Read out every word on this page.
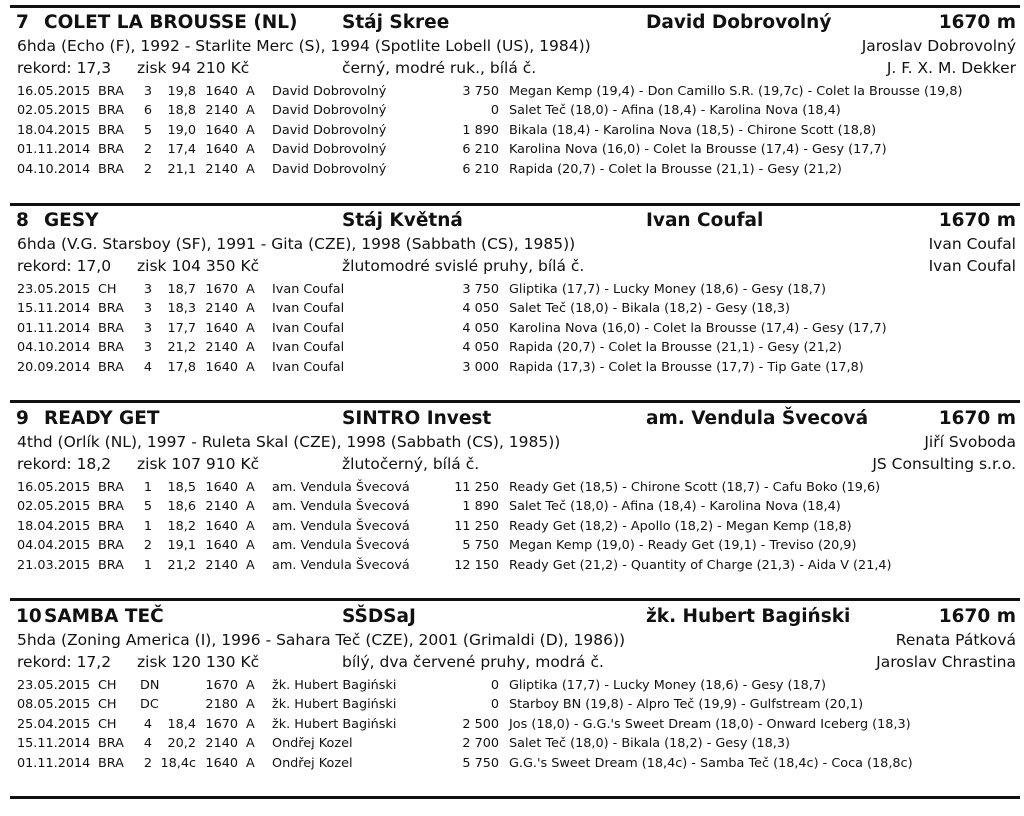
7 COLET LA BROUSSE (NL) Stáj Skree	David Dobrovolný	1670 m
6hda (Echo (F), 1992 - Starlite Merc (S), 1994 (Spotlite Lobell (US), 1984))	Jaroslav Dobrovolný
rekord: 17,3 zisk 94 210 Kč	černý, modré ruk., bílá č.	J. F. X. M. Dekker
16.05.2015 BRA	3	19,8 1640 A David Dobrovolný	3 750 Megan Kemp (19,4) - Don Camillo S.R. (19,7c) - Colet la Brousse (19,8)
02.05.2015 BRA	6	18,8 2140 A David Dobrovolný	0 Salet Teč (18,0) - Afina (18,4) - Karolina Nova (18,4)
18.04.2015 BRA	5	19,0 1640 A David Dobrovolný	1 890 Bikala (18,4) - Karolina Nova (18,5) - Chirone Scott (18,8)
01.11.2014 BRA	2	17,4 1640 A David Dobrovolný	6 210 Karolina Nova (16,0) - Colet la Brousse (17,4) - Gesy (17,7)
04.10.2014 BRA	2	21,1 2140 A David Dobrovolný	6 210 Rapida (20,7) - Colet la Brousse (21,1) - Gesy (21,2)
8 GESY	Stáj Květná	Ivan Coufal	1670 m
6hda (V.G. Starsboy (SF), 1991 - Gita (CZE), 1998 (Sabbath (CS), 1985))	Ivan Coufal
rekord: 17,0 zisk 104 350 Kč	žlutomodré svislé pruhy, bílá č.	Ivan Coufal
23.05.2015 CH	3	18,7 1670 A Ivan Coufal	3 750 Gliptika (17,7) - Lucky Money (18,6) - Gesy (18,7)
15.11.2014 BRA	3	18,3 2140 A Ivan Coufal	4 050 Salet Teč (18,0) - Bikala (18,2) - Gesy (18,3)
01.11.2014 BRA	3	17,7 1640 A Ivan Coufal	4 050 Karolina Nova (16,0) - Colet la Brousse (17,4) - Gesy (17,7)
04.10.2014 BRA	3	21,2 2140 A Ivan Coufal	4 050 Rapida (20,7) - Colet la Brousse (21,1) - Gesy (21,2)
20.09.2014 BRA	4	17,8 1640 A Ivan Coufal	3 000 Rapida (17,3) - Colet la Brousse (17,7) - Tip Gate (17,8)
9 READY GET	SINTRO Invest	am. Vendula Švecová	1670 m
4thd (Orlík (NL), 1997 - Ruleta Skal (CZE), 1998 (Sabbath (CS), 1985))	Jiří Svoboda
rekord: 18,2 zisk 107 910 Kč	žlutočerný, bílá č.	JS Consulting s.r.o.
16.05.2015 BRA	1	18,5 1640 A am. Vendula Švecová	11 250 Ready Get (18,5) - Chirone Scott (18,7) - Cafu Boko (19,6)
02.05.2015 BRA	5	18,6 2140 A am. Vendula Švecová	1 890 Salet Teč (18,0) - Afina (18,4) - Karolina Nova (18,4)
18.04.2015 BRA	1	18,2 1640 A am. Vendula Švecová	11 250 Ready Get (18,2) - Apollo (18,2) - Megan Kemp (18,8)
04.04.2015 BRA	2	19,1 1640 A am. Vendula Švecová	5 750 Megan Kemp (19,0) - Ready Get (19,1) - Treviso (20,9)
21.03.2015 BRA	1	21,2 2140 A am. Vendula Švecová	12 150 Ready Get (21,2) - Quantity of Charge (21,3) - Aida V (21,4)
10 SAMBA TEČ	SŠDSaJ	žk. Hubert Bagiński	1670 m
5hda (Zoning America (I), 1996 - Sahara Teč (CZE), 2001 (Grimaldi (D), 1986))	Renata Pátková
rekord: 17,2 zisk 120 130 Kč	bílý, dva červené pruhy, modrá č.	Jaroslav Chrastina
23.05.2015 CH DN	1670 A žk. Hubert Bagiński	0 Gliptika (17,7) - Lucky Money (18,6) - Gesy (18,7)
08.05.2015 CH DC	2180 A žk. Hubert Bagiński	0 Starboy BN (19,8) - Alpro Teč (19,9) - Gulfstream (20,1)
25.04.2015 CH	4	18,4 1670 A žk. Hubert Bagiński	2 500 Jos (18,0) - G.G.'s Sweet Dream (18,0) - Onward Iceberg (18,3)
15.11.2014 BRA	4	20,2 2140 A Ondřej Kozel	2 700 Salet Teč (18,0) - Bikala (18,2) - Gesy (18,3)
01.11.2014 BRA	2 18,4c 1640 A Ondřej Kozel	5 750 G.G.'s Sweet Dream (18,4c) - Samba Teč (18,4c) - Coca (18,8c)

==

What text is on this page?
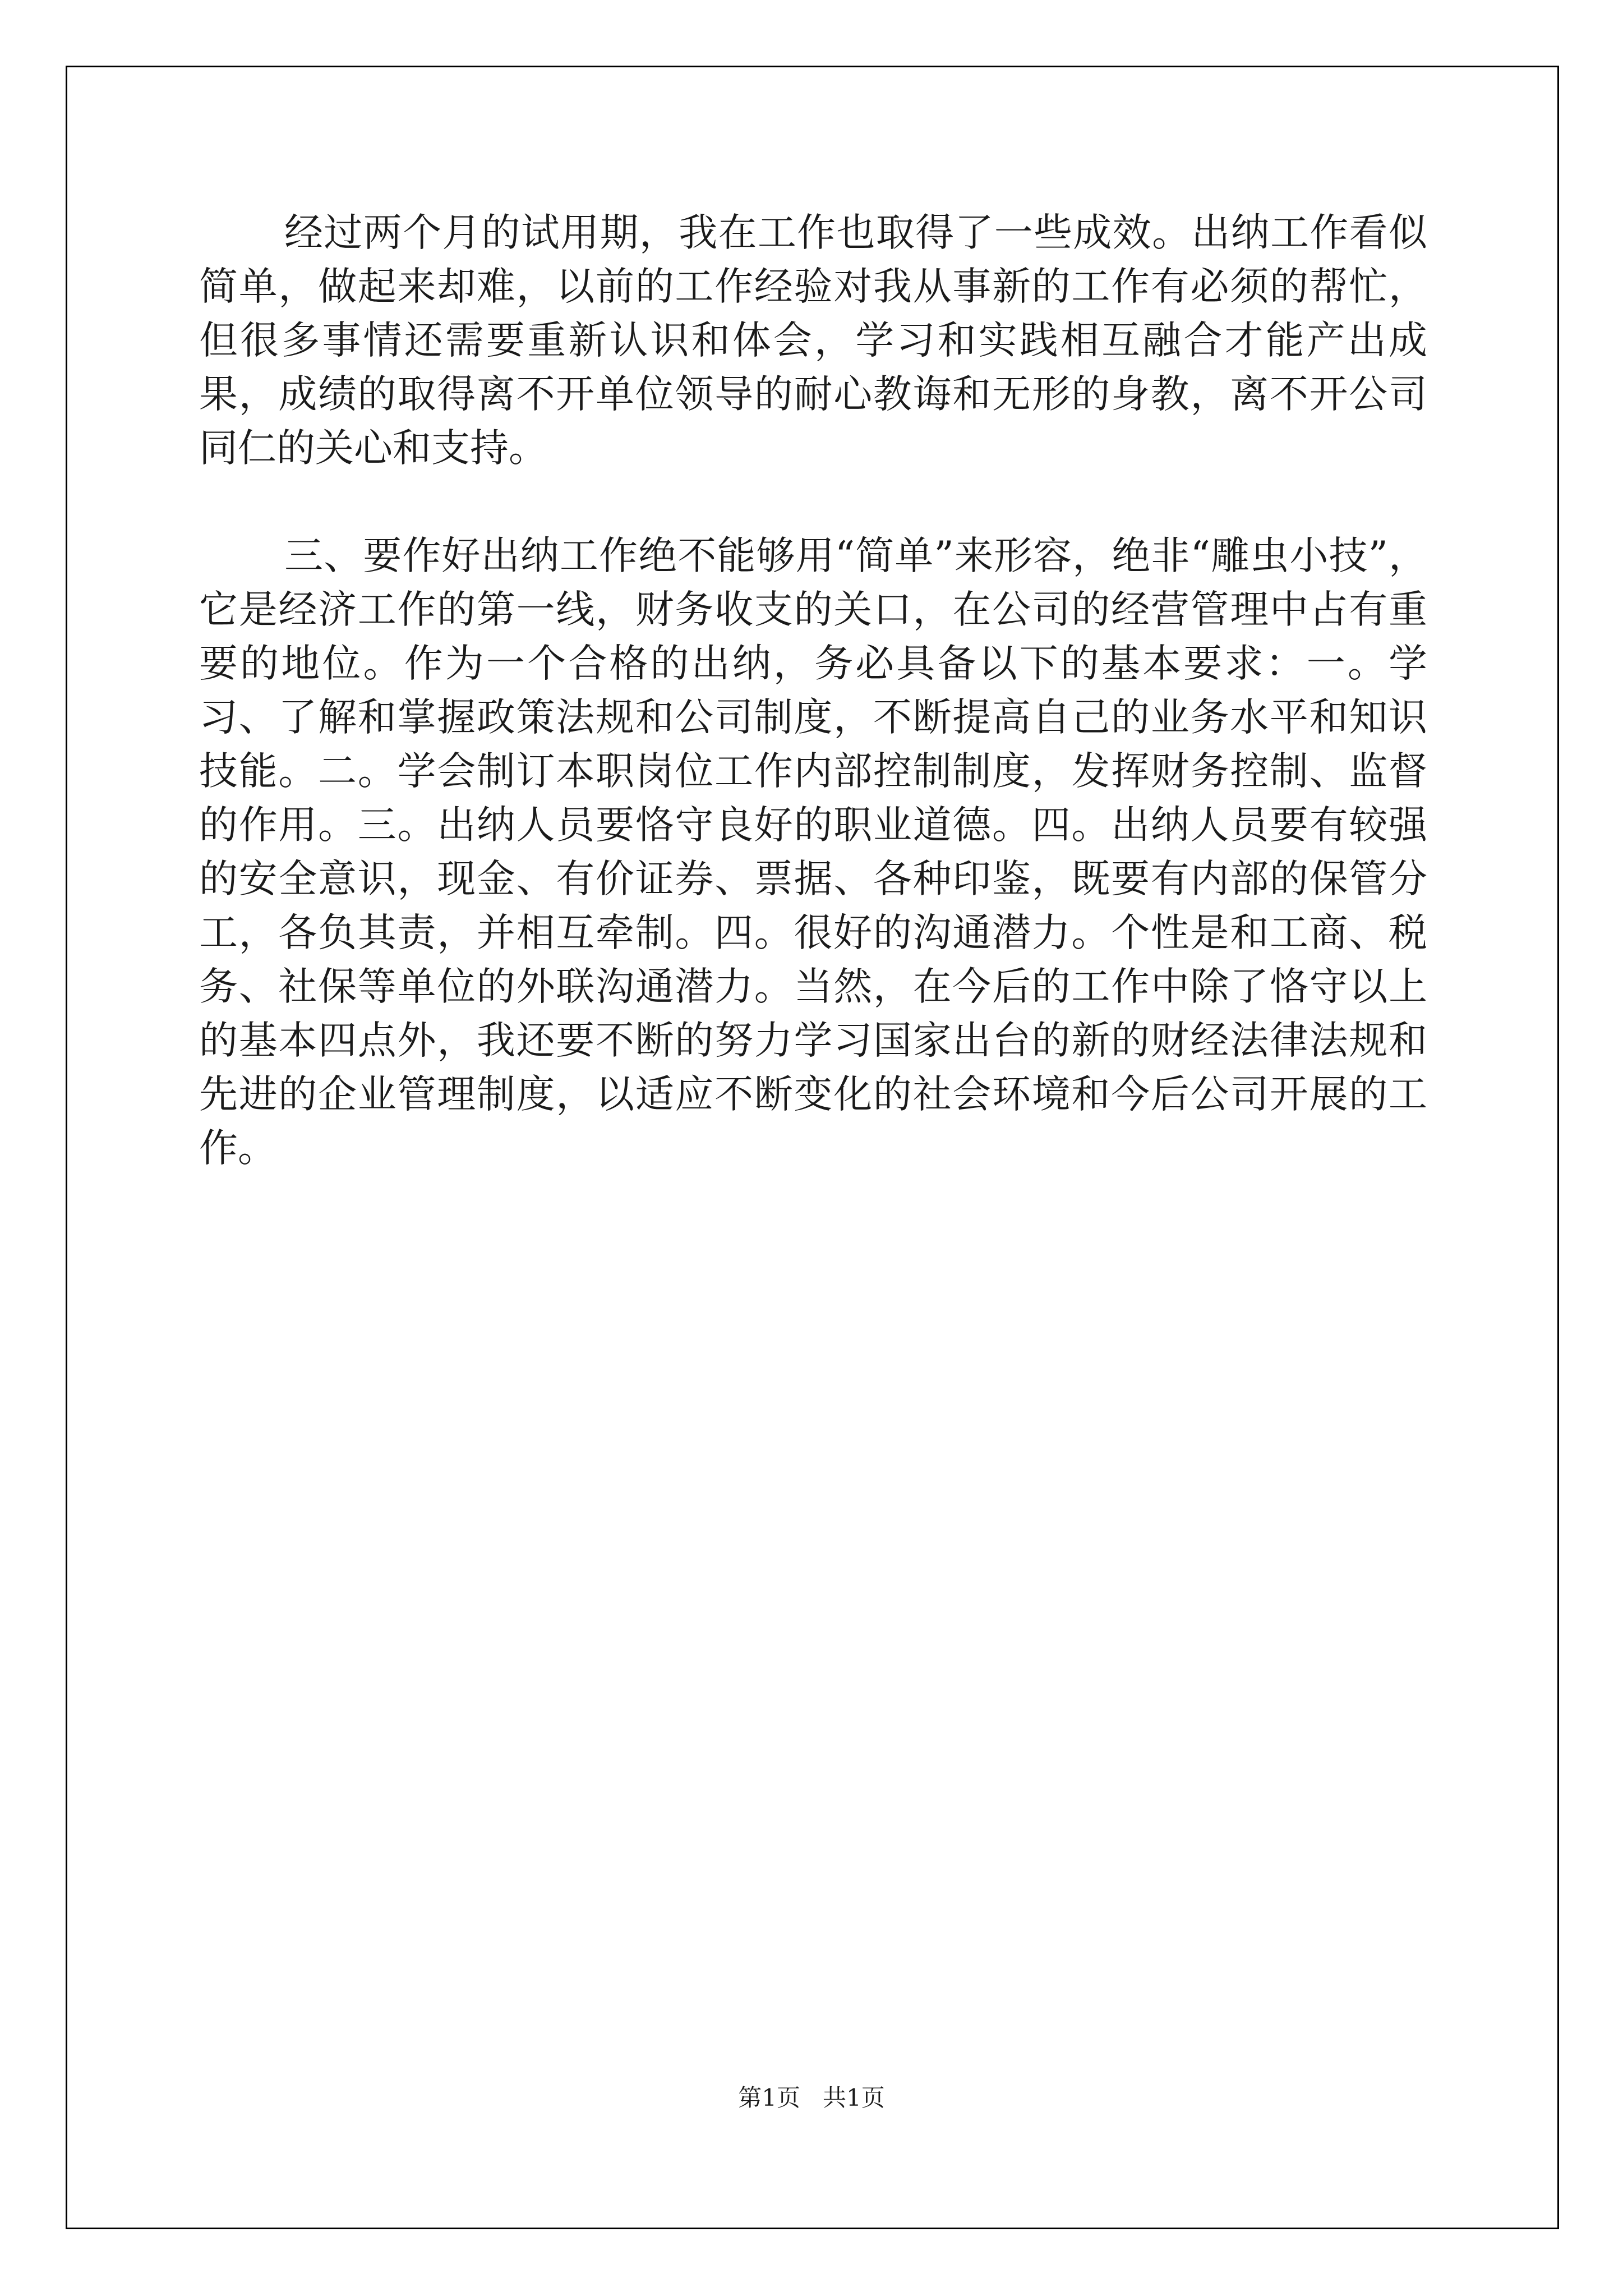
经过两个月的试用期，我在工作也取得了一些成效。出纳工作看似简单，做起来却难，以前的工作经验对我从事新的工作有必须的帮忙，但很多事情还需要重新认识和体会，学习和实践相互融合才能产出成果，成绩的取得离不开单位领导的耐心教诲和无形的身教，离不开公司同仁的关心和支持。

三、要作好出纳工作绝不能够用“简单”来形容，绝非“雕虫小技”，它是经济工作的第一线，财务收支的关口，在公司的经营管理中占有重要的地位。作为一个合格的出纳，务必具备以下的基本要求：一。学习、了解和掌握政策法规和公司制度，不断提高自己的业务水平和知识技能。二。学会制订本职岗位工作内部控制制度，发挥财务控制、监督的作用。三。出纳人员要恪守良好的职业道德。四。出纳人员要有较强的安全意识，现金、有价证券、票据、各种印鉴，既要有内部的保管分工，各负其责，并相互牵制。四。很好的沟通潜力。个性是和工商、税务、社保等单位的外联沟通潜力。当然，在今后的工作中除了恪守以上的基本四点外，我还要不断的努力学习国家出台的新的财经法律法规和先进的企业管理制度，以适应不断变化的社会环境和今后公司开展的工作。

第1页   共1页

GIVEN EXERCISE:
Identify which lines contain the word "Lucky" and copy each one.

RESULT BELOW:
23.05.2015 CH	3	18,7 1670 A Ivan Coufal	3 750 Gliptika (17,7) - Lucky Money (18,6) - Gesy (18,7)
23.05.2015 CH DN	1670 A žk. Hubert Bagiński	0 Gliptika (17,7) - Lucky Money (18,6) - Gesy (18,7)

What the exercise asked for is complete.